=== Required actions ===
1. In the article on the Kansas Legislature, rewrite everything from "Usually this is" down to "and Russ Jennings).", swapping "legislators" for "lawmakers".
2. Answer these from the article on the Kansas Legislature:
(a) By what vote did the full Senate confirm Sarah Warner to the Court of Appeals?
(b) On what date was SCR 1610 introduced?
(c) To what amount was the tax cut scaled back in HB 2033?
3. Continue the article on the Kansas Legislature from the point where it stops.

=== Source text ===
----

Usually this is a largely ceremonial day and many legislators don’t even show up, but this year there were a number of items of importance to be handled. Attendance was very high with only two Senators absent (Democrat Tom Hawk and Republican John Skubal) and eight Representatives (Democrats Stan Frownfelter, Broderick Henderson, Annie Kuether, Nancy Lusk, KC Ohaebosim, and Valdenia Winn and Republicans JR Claeys and Russ Jennings).

Disaster relief

A non-controversial item to handle was HCR 5015, a resolution extending the state of emergency declaration made by Governor Kelly. Such a declaration by the Governor is limited to a relatively short timeline and given the severity of this year’s tornado season, the Legislature unanimously extended the declaration which allows Kansas to seek federal disaster assistance.

Court of Appeals

The Senate also held a confirmation vote on Governor Kelly’s appointment of Sarah Warner to the Court of Appeals. This action had been mired in political wrangling about just who got to make the appointment after Kelly’s original pick, Jeff Jack, was found to have written posts on social media highly critical of Donald Trump and in a tone that many found quite offensive. Jack withdrew his nomination. Kelly subsequently appointed Warner, the Senate Judiciary Committee met on Tuesday to vote on the nomination and the full Senate confirmed the nomination 37 to 1 with only Independent John Doll voting no.

Those so-called “activist judges”

On a motion from Senator Ty Masterson (R-Andover) and after a vote of 28 to 10, the Senate withdrew SCR 1610 from a committee to the full Senate. SCR 1610 is a constitutional amendment to end the merit selection process for Supreme Court justices and make them political appointees at the sole discretion of the Governor. Removing this from the committee process is designed to avoid transparency and avoid public discourse (more below) and instead ram the amendment through the Senate without pesky public input.

Masterson and his fellow conservatives hate merit selection because it has resulted in a Court that has found against the state in school finance litigation and on some abortion issues. In Masterson’s mind, a justice that disagrees with him is an “activist judge” while one who votes his way is a good judge. Ending the merit system would take Kansas to the system used at the federal level under which each appointment becomes a partisan political war.

Making this action even more controversial is the fact that the resolution was introduced on March 29 and referred to Committee on April 3 making it too late in the session to get a public hearing in Committee. If the resolution were to stay in Committee it would be available for a public hearing and debate in January 2020. Masterson’s action means that the public will not be given the chance to weigh in on the resolution in a hearing – it will simply be taken directly to the full Senate. So much for the democratic process!

Multi-national Corporate Tax Cuts

After Governor Kelly vetoed a bill cutting taxes of multi-national corporations and wealthy individuals by $500 million and the Legislature failed to override that veto, they tried again with HB 2033.

This time the tax cut for multi-national corporations and wealthy individuals was scaled back to $250 million in an effort to make it more palatable to moderate Republicans. Kelly vetoed the bill, calling for fiscal caution and urging the Legislature to allow the state to continue to recover from the Brownback tax disaster.

----

=== Dataset excerpts ===
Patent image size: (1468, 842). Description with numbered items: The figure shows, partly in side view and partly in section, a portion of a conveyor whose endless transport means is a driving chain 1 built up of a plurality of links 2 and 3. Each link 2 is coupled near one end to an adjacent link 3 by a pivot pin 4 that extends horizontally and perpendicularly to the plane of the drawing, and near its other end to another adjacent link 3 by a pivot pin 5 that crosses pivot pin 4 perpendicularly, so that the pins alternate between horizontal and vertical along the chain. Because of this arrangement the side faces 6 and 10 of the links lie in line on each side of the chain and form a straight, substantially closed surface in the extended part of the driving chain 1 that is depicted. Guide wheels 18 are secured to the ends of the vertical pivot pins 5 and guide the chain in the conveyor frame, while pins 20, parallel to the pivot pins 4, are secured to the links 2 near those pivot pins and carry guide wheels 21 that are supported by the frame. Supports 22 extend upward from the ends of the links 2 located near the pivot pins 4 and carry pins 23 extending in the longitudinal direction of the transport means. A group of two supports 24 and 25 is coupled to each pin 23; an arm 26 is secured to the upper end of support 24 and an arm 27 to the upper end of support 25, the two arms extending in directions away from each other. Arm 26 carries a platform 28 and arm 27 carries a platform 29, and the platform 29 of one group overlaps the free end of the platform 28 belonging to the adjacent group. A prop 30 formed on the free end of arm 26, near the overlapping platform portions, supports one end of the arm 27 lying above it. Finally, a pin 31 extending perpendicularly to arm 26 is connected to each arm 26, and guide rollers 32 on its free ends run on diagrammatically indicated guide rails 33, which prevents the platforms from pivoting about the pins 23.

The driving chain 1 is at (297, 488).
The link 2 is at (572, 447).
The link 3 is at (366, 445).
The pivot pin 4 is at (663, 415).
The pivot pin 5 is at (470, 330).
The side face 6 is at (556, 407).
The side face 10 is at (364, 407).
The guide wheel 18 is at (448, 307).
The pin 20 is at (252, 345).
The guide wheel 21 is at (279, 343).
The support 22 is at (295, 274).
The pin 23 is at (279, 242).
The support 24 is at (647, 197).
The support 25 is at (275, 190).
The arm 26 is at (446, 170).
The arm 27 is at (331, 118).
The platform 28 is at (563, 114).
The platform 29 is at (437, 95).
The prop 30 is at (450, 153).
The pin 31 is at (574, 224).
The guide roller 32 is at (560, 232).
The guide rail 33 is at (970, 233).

----

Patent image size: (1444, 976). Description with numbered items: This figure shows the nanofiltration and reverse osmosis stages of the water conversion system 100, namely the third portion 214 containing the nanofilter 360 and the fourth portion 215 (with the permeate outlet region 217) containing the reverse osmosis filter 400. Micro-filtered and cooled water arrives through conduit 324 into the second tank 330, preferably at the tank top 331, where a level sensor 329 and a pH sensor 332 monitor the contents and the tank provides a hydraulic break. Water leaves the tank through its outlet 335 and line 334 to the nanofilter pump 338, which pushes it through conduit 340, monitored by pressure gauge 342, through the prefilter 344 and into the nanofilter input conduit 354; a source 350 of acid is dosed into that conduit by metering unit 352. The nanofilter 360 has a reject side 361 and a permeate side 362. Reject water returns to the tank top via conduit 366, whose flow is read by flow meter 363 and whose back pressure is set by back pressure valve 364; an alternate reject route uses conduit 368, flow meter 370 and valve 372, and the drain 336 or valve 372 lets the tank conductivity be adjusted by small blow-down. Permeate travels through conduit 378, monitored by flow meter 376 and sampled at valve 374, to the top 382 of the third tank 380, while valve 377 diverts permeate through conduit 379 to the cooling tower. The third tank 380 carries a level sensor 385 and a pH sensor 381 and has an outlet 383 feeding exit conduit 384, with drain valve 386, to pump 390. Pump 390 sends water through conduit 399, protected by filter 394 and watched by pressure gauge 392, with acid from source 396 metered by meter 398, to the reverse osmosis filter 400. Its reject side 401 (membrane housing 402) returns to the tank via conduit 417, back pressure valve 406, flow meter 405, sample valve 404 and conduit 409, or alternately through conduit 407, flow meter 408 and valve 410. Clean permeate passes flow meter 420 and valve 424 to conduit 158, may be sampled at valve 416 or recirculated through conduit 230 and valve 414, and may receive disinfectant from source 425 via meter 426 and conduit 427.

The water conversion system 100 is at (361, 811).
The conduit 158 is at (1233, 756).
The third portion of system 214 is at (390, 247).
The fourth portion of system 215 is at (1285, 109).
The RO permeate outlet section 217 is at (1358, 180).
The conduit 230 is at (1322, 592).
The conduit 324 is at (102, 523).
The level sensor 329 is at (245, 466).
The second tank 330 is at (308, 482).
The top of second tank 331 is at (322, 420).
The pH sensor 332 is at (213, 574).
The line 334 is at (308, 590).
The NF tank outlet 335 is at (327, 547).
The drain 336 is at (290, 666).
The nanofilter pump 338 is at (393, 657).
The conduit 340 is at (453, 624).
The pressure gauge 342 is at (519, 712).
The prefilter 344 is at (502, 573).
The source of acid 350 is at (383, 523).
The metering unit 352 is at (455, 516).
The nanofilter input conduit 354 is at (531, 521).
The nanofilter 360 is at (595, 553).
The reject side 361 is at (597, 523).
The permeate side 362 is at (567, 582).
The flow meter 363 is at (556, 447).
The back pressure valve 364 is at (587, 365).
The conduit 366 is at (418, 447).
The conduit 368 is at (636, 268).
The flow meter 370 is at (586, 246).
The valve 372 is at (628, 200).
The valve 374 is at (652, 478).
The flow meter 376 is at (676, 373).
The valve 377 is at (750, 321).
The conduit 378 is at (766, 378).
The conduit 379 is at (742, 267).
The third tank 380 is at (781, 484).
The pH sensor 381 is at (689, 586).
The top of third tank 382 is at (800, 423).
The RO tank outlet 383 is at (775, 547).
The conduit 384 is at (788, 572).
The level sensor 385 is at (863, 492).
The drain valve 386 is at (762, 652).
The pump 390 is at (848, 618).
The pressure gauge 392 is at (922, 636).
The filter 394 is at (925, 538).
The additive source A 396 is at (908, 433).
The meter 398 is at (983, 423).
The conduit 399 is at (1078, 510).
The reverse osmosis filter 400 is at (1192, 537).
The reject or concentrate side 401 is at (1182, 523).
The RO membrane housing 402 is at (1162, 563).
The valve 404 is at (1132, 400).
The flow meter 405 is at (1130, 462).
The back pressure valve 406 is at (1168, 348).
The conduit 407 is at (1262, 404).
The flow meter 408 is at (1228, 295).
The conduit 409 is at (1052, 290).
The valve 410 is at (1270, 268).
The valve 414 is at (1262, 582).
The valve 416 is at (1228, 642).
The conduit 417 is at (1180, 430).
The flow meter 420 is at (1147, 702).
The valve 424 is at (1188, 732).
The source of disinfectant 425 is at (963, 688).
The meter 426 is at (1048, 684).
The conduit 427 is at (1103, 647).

----

=== Responses to the tasks ===
1.
Usually this is a largely ceremonial day and many lawmakers don’t even show up, but this year there were a number of items of importance to be handled. Attendance was very high with only two Senators absent (Democrat Tom Hawk and Republican John Skubal) and eight Representatives (Democrats Stan Frownfelter, Broderick Henderson, Annie Kuether, Nancy Lusk, KC Ohaebosim, and Valdenia Winn and Republicans JR Claeys and Russ Jennings).

2.
(a) 37 to 1.
(b) March 29.
(c) $250 million.

3.
Since it was a House bill, they got to take the first crack at overriding the veto. It takes a supermajority in both chambers (84 votes in the House and 27 in the Senate) to override a veto. The vote in the House was 78 to 39 to override meaning it failed to get the supermajority necessary and that the Governor’s veto was sustained. As a result the Senate did not need to take the issue up. Six Republicans joined 33 Democrats in voting to sustain the veto – Diana Dierks, Larry Hibbard, Bill Pannbacker, Tom Phillips, Mark Samsel, and Kent Thompson. Two Democrats – Tim Hodge and Jeff Pittman – voted to override the veto.

KNEA strongly supported the veto and applauds those 39 members who voted to sustain it, blocking the override.

Make no mistake despite the talking points you will hear from conservative Republicans, the vast majority of the tax cuts in this bill went to multi-national corporations who enjoy sheltered earnings overseas. Under the Trump tax bill, some of those earnings were “repatriated” with the United States- meaning the corporations would have to pay taxes. This bill was a demand of the Kansas Chamber of Commerce and Americans for Prosperity, a Koch-founded and financed “grassroots” operation. The bill also allowed Kansas individuals to itemize on state taxes even if they could not on their federal taxes. The wealthiest individuals did not lose itemization and this benefit would be for those at higher income levels but not quite Koch status. The vast majority of Kansans would get no benefit. HB 2033 would not benefit “working Kansans” despite what conservatives will tell you.

Line-Item budget vetoes

The Governor also made line item vetoes to several items in SB 25, the budget bill. These included some small items in the education department ($800,000 for CTE incentives, $270,000 for Teach for America), a mental health program (although the Governor allowed the same funding to come for other sources), and an additional $51 million payment to KPERS beyond the $115 million payment passed earlier and signed into law.

The Senate took up the vetoes first and voted 27 to 11 to override the veto. The next action was in the House where they voted 86 to 30 to override the veto. Since the supermajority was reached in each chamber, these vetoes were overridden and the funding remains in the budget.

The majority of the debate was over the mental health funding and the KPERS payment; almost nothing was said about the education department fund vetoes.

Wagle versus the Constitution

The Press has naturally been reporting on the actions of Senate President Susan Wagle (R-Wichita) who called for the removal of a number of protesters in the Senate gallery who were calling out the Senate for failing to take a vote on KanCare expansion.

Not only did Wagle demand the protesters be removed, she also closed the gallery so the public could not watch the Senate and threatened to rescind the press passes of any reporters who dared to cover the incident or the arrests of protestors.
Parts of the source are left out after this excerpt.